— Stored entries —
_____

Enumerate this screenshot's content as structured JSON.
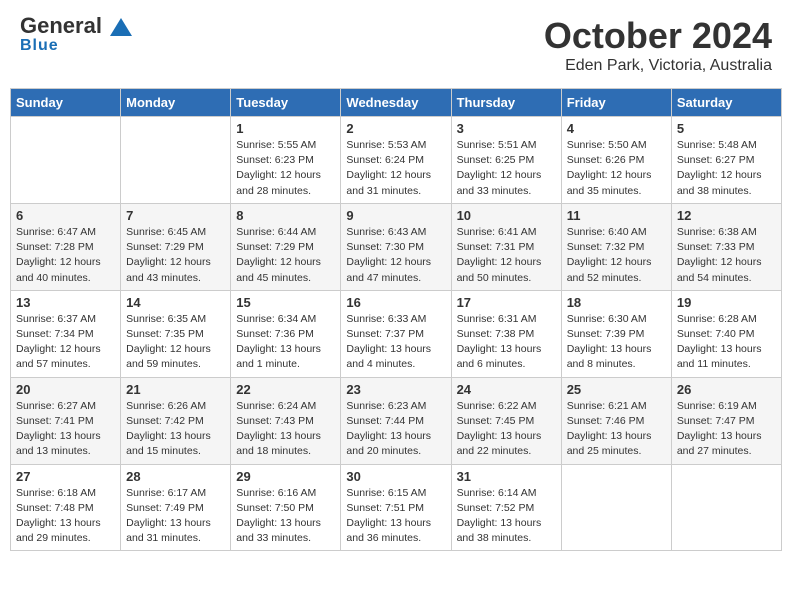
{
  "header": {
    "logo_general": "General",
    "logo_blue": "Blue",
    "month_title": "October 2024",
    "location": "Eden Park, Victoria, Australia"
  },
  "days_of_week": [
    "Sunday",
    "Monday",
    "Tuesday",
    "Wednesday",
    "Thursday",
    "Friday",
    "Saturday"
  ],
  "weeks": [
    [
      {
        "day": "",
        "info": ""
      },
      {
        "day": "",
        "info": ""
      },
      {
        "day": "1",
        "info": "Sunrise: 5:55 AM\nSunset: 6:23 PM\nDaylight: 12 hours\nand 28 minutes."
      },
      {
        "day": "2",
        "info": "Sunrise: 5:53 AM\nSunset: 6:24 PM\nDaylight: 12 hours\nand 31 minutes."
      },
      {
        "day": "3",
        "info": "Sunrise: 5:51 AM\nSunset: 6:25 PM\nDaylight: 12 hours\nand 33 minutes."
      },
      {
        "day": "4",
        "info": "Sunrise: 5:50 AM\nSunset: 6:26 PM\nDaylight: 12 hours\nand 35 minutes."
      },
      {
        "day": "5",
        "info": "Sunrise: 5:48 AM\nSunset: 6:27 PM\nDaylight: 12 hours\nand 38 minutes."
      }
    ],
    [
      {
        "day": "6",
        "info": "Sunrise: 6:47 AM\nSunset: 7:28 PM\nDaylight: 12 hours\nand 40 minutes."
      },
      {
        "day": "7",
        "info": "Sunrise: 6:45 AM\nSunset: 7:29 PM\nDaylight: 12 hours\nand 43 minutes."
      },
      {
        "day": "8",
        "info": "Sunrise: 6:44 AM\nSunset: 7:29 PM\nDaylight: 12 hours\nand 45 minutes."
      },
      {
        "day": "9",
        "info": "Sunrise: 6:43 AM\nSunset: 7:30 PM\nDaylight: 12 hours\nand 47 minutes."
      },
      {
        "day": "10",
        "info": "Sunrise: 6:41 AM\nSunset: 7:31 PM\nDaylight: 12 hours\nand 50 minutes."
      },
      {
        "day": "11",
        "info": "Sunrise: 6:40 AM\nSunset: 7:32 PM\nDaylight: 12 hours\nand 52 minutes."
      },
      {
        "day": "12",
        "info": "Sunrise: 6:38 AM\nSunset: 7:33 PM\nDaylight: 12 hours\nand 54 minutes."
      }
    ],
    [
      {
        "day": "13",
        "info": "Sunrise: 6:37 AM\nSunset: 7:34 PM\nDaylight: 12 hours\nand 57 minutes."
      },
      {
        "day": "14",
        "info": "Sunrise: 6:35 AM\nSunset: 7:35 PM\nDaylight: 12 hours\nand 59 minutes."
      },
      {
        "day": "15",
        "info": "Sunrise: 6:34 AM\nSunset: 7:36 PM\nDaylight: 13 hours\nand 1 minute."
      },
      {
        "day": "16",
        "info": "Sunrise: 6:33 AM\nSunset: 7:37 PM\nDaylight: 13 hours\nand 4 minutes."
      },
      {
        "day": "17",
        "info": "Sunrise: 6:31 AM\nSunset: 7:38 PM\nDaylight: 13 hours\nand 6 minutes."
      },
      {
        "day": "18",
        "info": "Sunrise: 6:30 AM\nSunset: 7:39 PM\nDaylight: 13 hours\nand 8 minutes."
      },
      {
        "day": "19",
        "info": "Sunrise: 6:28 AM\nSunset: 7:40 PM\nDaylight: 13 hours\nand 11 minutes."
      }
    ],
    [
      {
        "day": "20",
        "info": "Sunrise: 6:27 AM\nSunset: 7:41 PM\nDaylight: 13 hours\nand 13 minutes."
      },
      {
        "day": "21",
        "info": "Sunrise: 6:26 AM\nSunset: 7:42 PM\nDaylight: 13 hours\nand 15 minutes."
      },
      {
        "day": "22",
        "info": "Sunrise: 6:24 AM\nSunset: 7:43 PM\nDaylight: 13 hours\nand 18 minutes."
      },
      {
        "day": "23",
        "info": "Sunrise: 6:23 AM\nSunset: 7:44 PM\nDaylight: 13 hours\nand 20 minutes."
      },
      {
        "day": "24",
        "info": "Sunrise: 6:22 AM\nSunset: 7:45 PM\nDaylight: 13 hours\nand 22 minutes."
      },
      {
        "day": "25",
        "info": "Sunrise: 6:21 AM\nSunset: 7:46 PM\nDaylight: 13 hours\nand 25 minutes."
      },
      {
        "day": "26",
        "info": "Sunrise: 6:19 AM\nSunset: 7:47 PM\nDaylight: 13 hours\nand 27 minutes."
      }
    ],
    [
      {
        "day": "27",
        "info": "Sunrise: 6:18 AM\nSunset: 7:48 PM\nDaylight: 13 hours\nand 29 minutes."
      },
      {
        "day": "28",
        "info": "Sunrise: 6:17 AM\nSunset: 7:49 PM\nDaylight: 13 hours\nand 31 minutes."
      },
      {
        "day": "29",
        "info": "Sunrise: 6:16 AM\nSunset: 7:50 PM\nDaylight: 13 hours\nand 33 minutes."
      },
      {
        "day": "30",
        "info": "Sunrise: 6:15 AM\nSunset: 7:51 PM\nDaylight: 13 hours\nand 36 minutes."
      },
      {
        "day": "31",
        "info": "Sunrise: 6:14 AM\nSunset: 7:52 PM\nDaylight: 13 hours\nand 38 minutes."
      },
      {
        "day": "",
        "info": ""
      },
      {
        "day": "",
        "info": ""
      }
    ]
  ]
}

_____

— SHORT TASK —
Transcribe the whole listing exactly. Pictures are excluded.

— TASK ANSWER —
Enumerate this screenshot's content as structured JSON.
{
  "header": {
    "logo_general": "General",
    "logo_blue": "Blue",
    "month_title": "October 2024",
    "location": "Eden Park, Victoria, Australia"
  },
  "days_of_week": [
    "Sunday",
    "Monday",
    "Tuesday",
    "Wednesday",
    "Thursday",
    "Friday",
    "Saturday"
  ],
  "weeks": [
    [
      {
        "day": "",
        "info": ""
      },
      {
        "day": "",
        "info": ""
      },
      {
        "day": "1",
        "info": "Sunrise: 5:55 AM\nSunset: 6:23 PM\nDaylight: 12 hours\nand 28 minutes."
      },
      {
        "day": "2",
        "info": "Sunrise: 5:53 AM\nSunset: 6:24 PM\nDaylight: 12 hours\nand 31 minutes."
      },
      {
        "day": "3",
        "info": "Sunrise: 5:51 AM\nSunset: 6:25 PM\nDaylight: 12 hours\nand 33 minutes."
      },
      {
        "day": "4",
        "info": "Sunrise: 5:50 AM\nSunset: 6:26 PM\nDaylight: 12 hours\nand 35 minutes."
      },
      {
        "day": "5",
        "info": "Sunrise: 5:48 AM\nSunset: 6:27 PM\nDaylight: 12 hours\nand 38 minutes."
      }
    ],
    [
      {
        "day": "6",
        "info": "Sunrise: 6:47 AM\nSunset: 7:28 PM\nDaylight: 12 hours\nand 40 minutes."
      },
      {
        "day": "7",
        "info": "Sunrise: 6:45 AM\nSunset: 7:29 PM\nDaylight: 12 hours\nand 43 minutes."
      },
      {
        "day": "8",
        "info": "Sunrise: 6:44 AM\nSunset: 7:29 PM\nDaylight: 12 hours\nand 45 minutes."
      },
      {
        "day": "9",
        "info": "Sunrise: 6:43 AM\nSunset: 7:30 PM\nDaylight: 12 hours\nand 47 minutes."
      },
      {
        "day": "10",
        "info": "Sunrise: 6:41 AM\nSunset: 7:31 PM\nDaylight: 12 hours\nand 50 minutes."
      },
      {
        "day": "11",
        "info": "Sunrise: 6:40 AM\nSunset: 7:32 PM\nDaylight: 12 hours\nand 52 minutes."
      },
      {
        "day": "12",
        "info": "Sunrise: 6:38 AM\nSunset: 7:33 PM\nDaylight: 12 hours\nand 54 minutes."
      }
    ],
    [
      {
        "day": "13",
        "info": "Sunrise: 6:37 AM\nSunset: 7:34 PM\nDaylight: 12 hours\nand 57 minutes."
      },
      {
        "day": "14",
        "info": "Sunrise: 6:35 AM\nSunset: 7:35 PM\nDaylight: 12 hours\nand 59 minutes."
      },
      {
        "day": "15",
        "info": "Sunrise: 6:34 AM\nSunset: 7:36 PM\nDaylight: 13 hours\nand 1 minute."
      },
      {
        "day": "16",
        "info": "Sunrise: 6:33 AM\nSunset: 7:37 PM\nDaylight: 13 hours\nand 4 minutes."
      },
      {
        "day": "17",
        "info": "Sunrise: 6:31 AM\nSunset: 7:38 PM\nDaylight: 13 hours\nand 6 minutes."
      },
      {
        "day": "18",
        "info": "Sunrise: 6:30 AM\nSunset: 7:39 PM\nDaylight: 13 hours\nand 8 minutes."
      },
      {
        "day": "19",
        "info": "Sunrise: 6:28 AM\nSunset: 7:40 PM\nDaylight: 13 hours\nand 11 minutes."
      }
    ],
    [
      {
        "day": "20",
        "info": "Sunrise: 6:27 AM\nSunset: 7:41 PM\nDaylight: 13 hours\nand 13 minutes."
      },
      {
        "day": "21",
        "info": "Sunrise: 6:26 AM\nSunset: 7:42 PM\nDaylight: 13 hours\nand 15 minutes."
      },
      {
        "day": "22",
        "info": "Sunrise: 6:24 AM\nSunset: 7:43 PM\nDaylight: 13 hours\nand 18 minutes."
      },
      {
        "day": "23",
        "info": "Sunrise: 6:23 AM\nSunset: 7:44 PM\nDaylight: 13 hours\nand 20 minutes."
      },
      {
        "day": "24",
        "info": "Sunrise: 6:22 AM\nSunset: 7:45 PM\nDaylight: 13 hours\nand 22 minutes."
      },
      {
        "day": "25",
        "info": "Sunrise: 6:21 AM\nSunset: 7:46 PM\nDaylight: 13 hours\nand 25 minutes."
      },
      {
        "day": "26",
        "info": "Sunrise: 6:19 AM\nSunset: 7:47 PM\nDaylight: 13 hours\nand 27 minutes."
      }
    ],
    [
      {
        "day": "27",
        "info": "Sunrise: 6:18 AM\nSunset: 7:48 PM\nDaylight: 13 hours\nand 29 minutes."
      },
      {
        "day": "28",
        "info": "Sunrise: 6:17 AM\nSunset: 7:49 PM\nDaylight: 13 hours\nand 31 minutes."
      },
      {
        "day": "29",
        "info": "Sunrise: 6:16 AM\nSunset: 7:50 PM\nDaylight: 13 hours\nand 33 minutes."
      },
      {
        "day": "30",
        "info": "Sunrise: 6:15 AM\nSunset: 7:51 PM\nDaylight: 13 hours\nand 36 minutes."
      },
      {
        "day": "31",
        "info": "Sunrise: 6:14 AM\nSunset: 7:52 PM\nDaylight: 13 hours\nand 38 minutes."
      },
      {
        "day": "",
        "info": ""
      },
      {
        "day": "",
        "info": ""
      }
    ]
  ]
}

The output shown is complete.